> **Stored data**

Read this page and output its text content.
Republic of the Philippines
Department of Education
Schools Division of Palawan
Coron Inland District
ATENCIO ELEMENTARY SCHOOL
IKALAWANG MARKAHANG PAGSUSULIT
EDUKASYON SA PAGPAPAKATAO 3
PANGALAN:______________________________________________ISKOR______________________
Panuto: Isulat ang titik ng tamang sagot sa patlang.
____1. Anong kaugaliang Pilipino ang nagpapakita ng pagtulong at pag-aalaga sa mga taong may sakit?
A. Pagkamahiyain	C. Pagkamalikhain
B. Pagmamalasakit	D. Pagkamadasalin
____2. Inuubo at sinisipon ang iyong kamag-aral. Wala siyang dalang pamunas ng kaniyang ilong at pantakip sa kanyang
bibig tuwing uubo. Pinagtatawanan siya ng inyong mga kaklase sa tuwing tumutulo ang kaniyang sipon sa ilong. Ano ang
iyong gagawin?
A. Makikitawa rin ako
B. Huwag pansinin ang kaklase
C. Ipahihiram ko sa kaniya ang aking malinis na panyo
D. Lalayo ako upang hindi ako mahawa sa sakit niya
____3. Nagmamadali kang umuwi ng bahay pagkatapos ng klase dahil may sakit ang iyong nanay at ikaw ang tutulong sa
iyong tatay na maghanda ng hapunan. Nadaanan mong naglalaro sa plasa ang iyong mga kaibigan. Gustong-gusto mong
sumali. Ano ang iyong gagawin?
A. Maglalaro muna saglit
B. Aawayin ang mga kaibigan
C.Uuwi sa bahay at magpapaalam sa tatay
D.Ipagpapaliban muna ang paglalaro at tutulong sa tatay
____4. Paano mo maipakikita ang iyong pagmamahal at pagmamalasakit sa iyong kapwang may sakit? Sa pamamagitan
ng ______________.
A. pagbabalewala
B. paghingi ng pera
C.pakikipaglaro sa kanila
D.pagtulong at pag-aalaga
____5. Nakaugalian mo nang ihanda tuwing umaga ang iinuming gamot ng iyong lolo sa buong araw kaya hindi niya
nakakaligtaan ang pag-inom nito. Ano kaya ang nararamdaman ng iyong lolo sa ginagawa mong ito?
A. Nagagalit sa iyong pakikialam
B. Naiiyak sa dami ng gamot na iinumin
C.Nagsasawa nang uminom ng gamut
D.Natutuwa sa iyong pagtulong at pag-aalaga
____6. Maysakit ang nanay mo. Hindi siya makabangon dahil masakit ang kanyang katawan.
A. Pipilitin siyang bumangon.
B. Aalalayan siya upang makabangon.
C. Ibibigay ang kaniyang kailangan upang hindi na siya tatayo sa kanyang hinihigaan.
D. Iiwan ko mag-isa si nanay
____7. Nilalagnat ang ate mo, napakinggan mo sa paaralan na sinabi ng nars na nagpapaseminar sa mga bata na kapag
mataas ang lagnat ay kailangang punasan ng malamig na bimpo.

> **Task to carry out**
All of the entries need to be reproduced exactly; please write them out.

> **Task answer**
Read this page and output its text content.
Republic of the Philippines
Department of Education
Schools Division of Palawan
Coron Inland District
ATENCIO ELEMENTARY SCHOOL
IKALAWANG MARKAHANG PAGSUSULIT
EDUKASYON SA PAGPAPAKATAO 3
PANGALAN:______________________________________________ISKOR______________________
Panuto: Isulat ang titik ng tamang sagot sa patlang.
____1. Anong kaugaliang Pilipino ang nagpapakita ng pagtulong at pag-aalaga sa mga taong may sakit?
A. Pagkamahiyain	C. Pagkamalikhain
B. Pagmamalasakit	D. Pagkamadasalin
____2. Inuubo at sinisipon ang iyong kamag-aral. Wala siyang dalang pamunas ng kaniyang ilong at pantakip sa kanyang
bibig tuwing uubo. Pinagtatawanan siya ng inyong mga kaklase sa tuwing tumutulo ang kaniyang sipon sa ilong. Ano ang
iyong gagawin?
A. Makikitawa rin ako
B. Huwag pansinin ang kaklase
C. Ipahihiram ko sa kaniya ang aking malinis na panyo
D. Lalayo ako upang hindi ako mahawa sa sakit niya
____3. Nagmamadali kang umuwi ng bahay pagkatapos ng klase dahil may sakit ang iyong nanay at ikaw ang tutulong sa
iyong tatay na maghanda ng hapunan. Nadaanan mong naglalaro sa plasa ang iyong mga kaibigan. Gustong-gusto mong
sumali. Ano ang iyong gagawin?
A. Maglalaro muna saglit
B. Aawayin ang mga kaibigan
C.Uuwi sa bahay at magpapaalam sa tatay
D.Ipagpapaliban muna ang paglalaro at tutulong sa tatay
____4. Paano mo maipakikita ang iyong pagmamahal at pagmamalasakit sa iyong kapwang may sakit? Sa pamamagitan
ng ______________.
A. pagbabalewala
B. paghingi ng pera
C.pakikipaglaro sa kanila
D.pagtulong at pag-aalaga
____5. Nakaugalian mo nang ihanda tuwing umaga ang iinuming gamot ng iyong lolo sa buong araw kaya hindi niya
nakakaligtaan ang pag-inom nito. Ano kaya ang nararamdaman ng iyong lolo sa ginagawa mong ito?
A. Nagagalit sa iyong pakikialam
B. Naiiyak sa dami ng gamot na iinumin
C.Nagsasawa nang uminom ng gamut
D.Natutuwa sa iyong pagtulong at pag-aalaga
____6. Maysakit ang nanay mo. Hindi siya makabangon dahil masakit ang kanyang katawan.
A. Pipilitin siyang bumangon.
B. Aalalayan siya upang makabangon.
C. Ibibigay ang kaniyang kailangan upang hindi na siya tatayo sa kanyang hinihigaan.
D. Iiwan ko mag-isa si nanay
____7. Nilalagnat ang ate mo, napakinggan mo sa paaralan na sinabi ng nars na nagpapaseminar sa mga bata na kapag
mataas ang lagnat ay kailangang punasan ng malamig na bimpo.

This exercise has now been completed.